Data records
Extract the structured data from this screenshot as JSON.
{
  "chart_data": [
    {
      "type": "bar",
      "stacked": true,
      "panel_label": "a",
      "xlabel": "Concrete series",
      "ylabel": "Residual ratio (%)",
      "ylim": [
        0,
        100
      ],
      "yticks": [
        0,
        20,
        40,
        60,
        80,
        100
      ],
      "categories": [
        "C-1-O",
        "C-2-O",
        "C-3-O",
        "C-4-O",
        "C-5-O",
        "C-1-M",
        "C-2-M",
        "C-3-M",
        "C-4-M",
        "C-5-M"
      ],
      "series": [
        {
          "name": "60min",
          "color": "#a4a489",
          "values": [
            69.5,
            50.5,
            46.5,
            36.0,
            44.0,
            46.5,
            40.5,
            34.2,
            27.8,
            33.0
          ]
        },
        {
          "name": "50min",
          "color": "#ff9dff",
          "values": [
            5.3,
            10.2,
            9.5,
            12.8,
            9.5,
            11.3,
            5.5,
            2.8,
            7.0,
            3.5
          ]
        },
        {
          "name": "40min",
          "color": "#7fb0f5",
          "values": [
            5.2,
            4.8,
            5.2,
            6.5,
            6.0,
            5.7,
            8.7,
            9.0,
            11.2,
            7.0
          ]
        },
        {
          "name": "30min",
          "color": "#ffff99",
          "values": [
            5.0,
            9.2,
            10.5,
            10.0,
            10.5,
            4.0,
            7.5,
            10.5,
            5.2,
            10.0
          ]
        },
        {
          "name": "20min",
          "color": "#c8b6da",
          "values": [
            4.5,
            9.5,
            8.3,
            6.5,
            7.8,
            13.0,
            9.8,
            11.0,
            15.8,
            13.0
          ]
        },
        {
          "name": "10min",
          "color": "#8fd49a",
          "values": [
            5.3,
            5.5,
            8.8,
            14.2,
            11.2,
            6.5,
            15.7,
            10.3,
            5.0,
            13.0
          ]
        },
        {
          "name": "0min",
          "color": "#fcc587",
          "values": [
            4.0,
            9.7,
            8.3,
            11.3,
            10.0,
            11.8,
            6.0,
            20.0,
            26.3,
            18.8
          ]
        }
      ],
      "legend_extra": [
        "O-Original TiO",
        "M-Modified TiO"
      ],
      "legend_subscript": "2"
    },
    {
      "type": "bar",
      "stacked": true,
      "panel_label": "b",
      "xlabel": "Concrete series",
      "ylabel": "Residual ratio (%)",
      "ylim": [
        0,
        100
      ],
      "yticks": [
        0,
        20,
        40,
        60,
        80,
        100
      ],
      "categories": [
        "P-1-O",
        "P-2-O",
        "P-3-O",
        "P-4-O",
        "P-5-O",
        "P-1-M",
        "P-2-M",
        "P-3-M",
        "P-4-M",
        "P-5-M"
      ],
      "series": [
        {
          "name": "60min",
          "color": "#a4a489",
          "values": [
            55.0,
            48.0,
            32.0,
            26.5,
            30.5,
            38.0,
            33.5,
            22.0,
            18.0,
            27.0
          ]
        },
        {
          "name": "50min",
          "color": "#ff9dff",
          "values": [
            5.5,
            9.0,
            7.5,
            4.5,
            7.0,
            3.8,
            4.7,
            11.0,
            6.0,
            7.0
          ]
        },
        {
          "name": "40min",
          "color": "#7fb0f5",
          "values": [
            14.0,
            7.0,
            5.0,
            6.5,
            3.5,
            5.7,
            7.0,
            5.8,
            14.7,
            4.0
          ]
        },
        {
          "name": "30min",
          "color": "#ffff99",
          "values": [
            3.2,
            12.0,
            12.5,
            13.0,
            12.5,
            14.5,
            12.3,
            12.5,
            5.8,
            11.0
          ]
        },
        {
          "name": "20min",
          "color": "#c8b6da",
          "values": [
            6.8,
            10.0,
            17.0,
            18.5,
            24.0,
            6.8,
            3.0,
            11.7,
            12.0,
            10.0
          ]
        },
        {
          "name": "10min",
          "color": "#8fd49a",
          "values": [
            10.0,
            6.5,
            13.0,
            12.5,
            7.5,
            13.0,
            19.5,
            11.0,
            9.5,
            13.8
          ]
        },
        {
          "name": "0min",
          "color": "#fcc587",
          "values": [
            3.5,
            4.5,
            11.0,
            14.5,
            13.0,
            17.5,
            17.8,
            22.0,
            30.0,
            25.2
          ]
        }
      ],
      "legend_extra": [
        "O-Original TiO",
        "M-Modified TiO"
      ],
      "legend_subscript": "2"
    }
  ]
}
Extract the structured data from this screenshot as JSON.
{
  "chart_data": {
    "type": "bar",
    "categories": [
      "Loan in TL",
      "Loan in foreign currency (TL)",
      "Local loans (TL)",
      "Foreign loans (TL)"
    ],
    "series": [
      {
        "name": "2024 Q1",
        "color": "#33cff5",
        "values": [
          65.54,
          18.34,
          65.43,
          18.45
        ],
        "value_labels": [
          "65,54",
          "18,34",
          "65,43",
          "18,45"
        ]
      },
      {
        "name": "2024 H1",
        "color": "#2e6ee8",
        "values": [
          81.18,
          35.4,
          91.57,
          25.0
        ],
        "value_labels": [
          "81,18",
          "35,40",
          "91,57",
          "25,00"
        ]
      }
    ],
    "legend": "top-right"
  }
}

■ **TASK GOAL**: Restate all of the entries above precisely.

■ **EXERCISE SOLUTION**:
Extract the structured data from this screenshot as JSON.
{
  "chart_data": [
    {
      "type": "bar",
      "stacked": true,
      "panel_label": "a",
      "xlabel": "Concrete series",
      "ylabel": "Residual ratio (%)",
      "ylim": [
        0,
        100
      ],
      "yticks": [
        0,
        20,
        40,
        60,
        80,
        100
      ],
      "categories": [
        "C-1-O",
        "C-2-O",
        "C-3-O",
        "C-4-O",
        "C-5-O",
        "C-1-M",
        "C-2-M",
        "C-3-M",
        "C-4-M",
        "C-5-M"
      ],
      "series": [
        {
          "name": "60min",
          "color": "#a4a489",
          "values": [
            69.5,
            50.5,
            46.5,
            36.0,
            44.0,
            46.5,
            40.5,
            34.2,
            27.8,
            33.0
          ]
        },
        {
          "name": "50min",
          "color": "#ff9dff",
          "values": [
            5.3,
            10.2,
            9.5,
            12.8,
            9.5,
            11.3,
            5.5,
            2.8,
            7.0,
            3.5
          ]
        },
        {
          "name": "40min",
          "color": "#7fb0f5",
          "values": [
            5.2,
            4.8,
            5.2,
            6.5,
            6.0,
            5.7,
            8.7,
            9.0,
            11.2,
            7.0
          ]
        },
        {
          "name": "30min",
          "color": "#ffff99",
          "values": [
            5.0,
            9.2,
            10.5,
            10.0,
            10.5,
            4.0,
            7.5,
            10.5,
            5.2,
            10.0
          ]
        },
        {
          "name": "20min",
          "color": "#c8b6da",
          "values": [
            4.5,
            9.5,
            8.3,
            6.5,
            7.8,
            13.0,
            9.8,
            11.0,
            15.8,
            13.0
          ]
        },
        {
          "name": "10min",
          "color": "#8fd49a",
          "values": [
            5.3,
            5.5,
            8.8,
            14.2,
            11.2,
            6.5,
            15.7,
            10.3,
            5.0,
            13.0
          ]
        },
        {
          "name": "0min",
          "color": "#fcc587",
          "values": [
            4.0,
            9.7,
            8.3,
            11.3,
            10.0,
            11.8,
            6.0,
            20.0,
            26.3,
            18.8
          ]
        }
      ],
      "legend_extra": [
        "O-Original TiO",
        "M-Modified TiO"
      ],
      "legend_subscript": "2"
    },
    {
      "type": "bar",
      "stacked": true,
      "panel_label": "b",
      "xlabel": "Concrete series",
      "ylabel": "Residual ratio (%)",
      "ylim": [
        0,
        100
      ],
      "yticks": [
        0,
        20,
        40,
        60,
        80,
        100
      ],
      "categories": [
        "P-1-O",
        "P-2-O",
        "P-3-O",
        "P-4-O",
        "P-5-O",
        "P-1-M",
        "P-2-M",
        "P-3-M",
        "P-4-M",
        "P-5-M"
      ],
      "series": [
        {
          "name": "60min",
          "color": "#a4a489",
          "values": [
            55.0,
            48.0,
            32.0,
            26.5,
            30.5,
            38.0,
            33.5,
            22.0,
            18.0,
            27.0
          ]
        },
        {
          "name": "50min",
          "color": "#ff9dff",
          "values": [
            5.5,
            9.0,
            7.5,
            4.5,
            7.0,
            3.8,
            4.7,
            11.0,
            6.0,
            7.0
          ]
        },
        {
          "name": "40min",
          "color": "#7fb0f5",
          "values": [
            14.0,
            7.0,
            5.0,
            6.5,
            3.5,
            5.7,
            7.0,
            5.8,
            14.7,
            4.0
          ]
        },
        {
          "name": "30min",
          "color": "#ffff99",
          "values": [
            3.2,
            12.0,
            12.5,
            13.0,
            12.5,
            14.5,
            12.3,
            12.5,
            5.8,
            11.0
          ]
        },
        {
          "name": "20min",
          "color": "#c8b6da",
          "values": [
            6.8,
            10.0,
            17.0,
            18.5,
            24.0,
            6.8,
            3.0,
            11.7,
            12.0,
            10.0
          ]
        },
        {
          "name": "10min",
          "color": "#8fd49a",
          "values": [
            10.0,
            6.5,
            13.0,
            12.5,
            7.5,
            13.0,
            19.5,
            11.0,
            9.5,
            13.8
          ]
        },
        {
          "name": "0min",
          "color": "#fcc587",
          "values": [
            3.5,
            4.5,
            11.0,
            14.5,
            13.0,
            17.5,
            17.8,
            22.0,
            30.0,
            25.2
          ]
        }
      ],
      "legend_extra": [
        "O-Original TiO",
        "M-Modified TiO"
      ],
      "legend_subscript": "2"
    }
  ]
}
Extract the structured data from this screenshot as JSON.
{
  "chart_data": {
    "type": "bar",
    "categories": [
      "Loan in TL",
      "Loan in foreign currency (TL)",
      "Local loans (TL)",
      "Foreign loans (TL)"
    ],
    "series": [
      {
        "name": "2024 Q1",
        "color": "#33cff5",
        "values": [
          65.54,
          18.34,
          65.43,
          18.45
        ],
        "value_labels": [
          "65,54",
          "18,34",
          "65,43",
          "18,45"
        ]
      },
      {
        "name": "2024 H1",
        "color": "#2e6ee8",
        "values": [
          81.18,
          35.4,
          91.57,
          25.0
        ],
        "value_labels": [
          "81,18",
          "35,40",
          "91,57",
          "25,00"
        ]
      }
    ],
    "legend": "top-right"
  }
}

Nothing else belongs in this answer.